>> Begin

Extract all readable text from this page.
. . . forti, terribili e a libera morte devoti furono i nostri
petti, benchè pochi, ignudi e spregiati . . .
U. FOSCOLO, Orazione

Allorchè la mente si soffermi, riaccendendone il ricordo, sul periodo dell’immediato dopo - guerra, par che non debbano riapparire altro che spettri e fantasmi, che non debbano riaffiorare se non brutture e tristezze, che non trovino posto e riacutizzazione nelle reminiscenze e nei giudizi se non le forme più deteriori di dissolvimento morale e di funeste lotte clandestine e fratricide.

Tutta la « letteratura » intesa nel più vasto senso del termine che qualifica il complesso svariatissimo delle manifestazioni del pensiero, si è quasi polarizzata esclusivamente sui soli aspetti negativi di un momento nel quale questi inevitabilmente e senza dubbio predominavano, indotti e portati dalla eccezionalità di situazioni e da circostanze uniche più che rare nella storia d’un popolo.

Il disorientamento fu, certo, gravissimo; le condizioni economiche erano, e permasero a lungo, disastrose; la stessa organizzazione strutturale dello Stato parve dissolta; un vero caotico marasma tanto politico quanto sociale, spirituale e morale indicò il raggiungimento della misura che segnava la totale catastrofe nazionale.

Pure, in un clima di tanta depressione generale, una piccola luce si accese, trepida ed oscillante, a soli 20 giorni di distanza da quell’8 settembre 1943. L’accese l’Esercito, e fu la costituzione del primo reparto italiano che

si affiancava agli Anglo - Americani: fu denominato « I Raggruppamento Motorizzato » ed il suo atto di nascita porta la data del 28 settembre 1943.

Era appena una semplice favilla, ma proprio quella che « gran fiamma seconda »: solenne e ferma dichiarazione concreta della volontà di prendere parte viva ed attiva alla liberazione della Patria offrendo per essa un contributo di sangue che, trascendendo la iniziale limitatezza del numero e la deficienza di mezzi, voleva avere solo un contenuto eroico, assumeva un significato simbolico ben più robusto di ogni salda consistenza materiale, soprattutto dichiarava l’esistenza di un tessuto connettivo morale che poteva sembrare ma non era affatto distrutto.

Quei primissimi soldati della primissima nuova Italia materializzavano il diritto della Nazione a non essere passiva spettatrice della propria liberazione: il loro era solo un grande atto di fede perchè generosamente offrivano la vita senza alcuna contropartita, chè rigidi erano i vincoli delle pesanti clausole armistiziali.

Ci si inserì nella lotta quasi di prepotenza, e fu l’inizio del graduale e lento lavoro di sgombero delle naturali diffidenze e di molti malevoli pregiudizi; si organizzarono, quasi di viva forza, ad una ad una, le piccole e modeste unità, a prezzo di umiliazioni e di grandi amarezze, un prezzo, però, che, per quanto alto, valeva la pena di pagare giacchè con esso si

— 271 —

>> End

* Work to do *
Go through the listing above and return every line where the word "settembre" occurs.

* The result *
Pure, in un clima di tanta depressione generale, una piccola luce si accese, trepida ed oscillante, a soli 20 giorni di distanza da quell’8 settembre 1943. L’accese l’Esercito, e fu la costituzione del primo reparto italiano che
si affiancava agli Anglo - Americani: fu denominato « I Raggruppamento Motorizzato » ed il suo atto di nascita porta la data del 28 settembre 1943.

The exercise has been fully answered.